● What this task involves:
Collect every line of the records below that contains the word "School".

═══ Data in this exercise

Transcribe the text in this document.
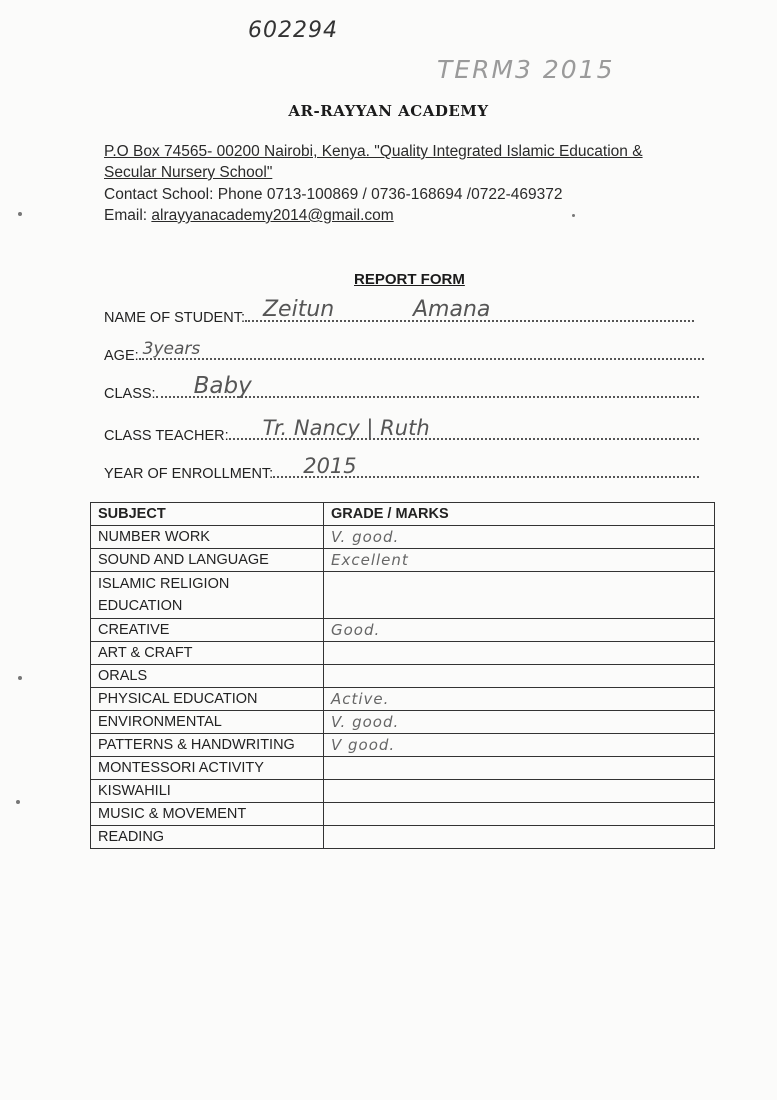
602294
TERM3 2015
AR-RAYYAN ACADEMY
P.O Box 74565- 00200 Nairobi, Kenya. "Quality Integrated Islamic Education &
Secular Nursery School"
Contact School: Phone 0713-100869 / 0736-168694 /0722-469372
Email: alrayyanacademy2014@gmail.com
REPORT FORM
NAME OF STUDENT: Zeitun	Amana
AGE: 3years
CLASS: Baby
CLASS TEACHER: Tr. Nancy | Ruth
YEAR OF ENROLLMENT: 2015
SUBJECT	GRADE / MARKS
NUMBER WORK	V. good.
SOUND AND LANGUAGE	Excellent
ISLAMIC RELIGION EDUCATION	
CREATIVE	Good.
ART & CRAFT	
ORALS	
PHYSICAL EDUCATION	Active.
ENVIRONMENTAL	V. good.
PATTERNS & HANDWRITING	V good.
MONTESSORI ACTIVITY	
KISWAHILI	
MUSIC & MOVEMENT	
READING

══════

● Result of the exercise:
Secular Nursery School"
Contact School: Phone 0713-100869 / 0736-168694 /0722-469372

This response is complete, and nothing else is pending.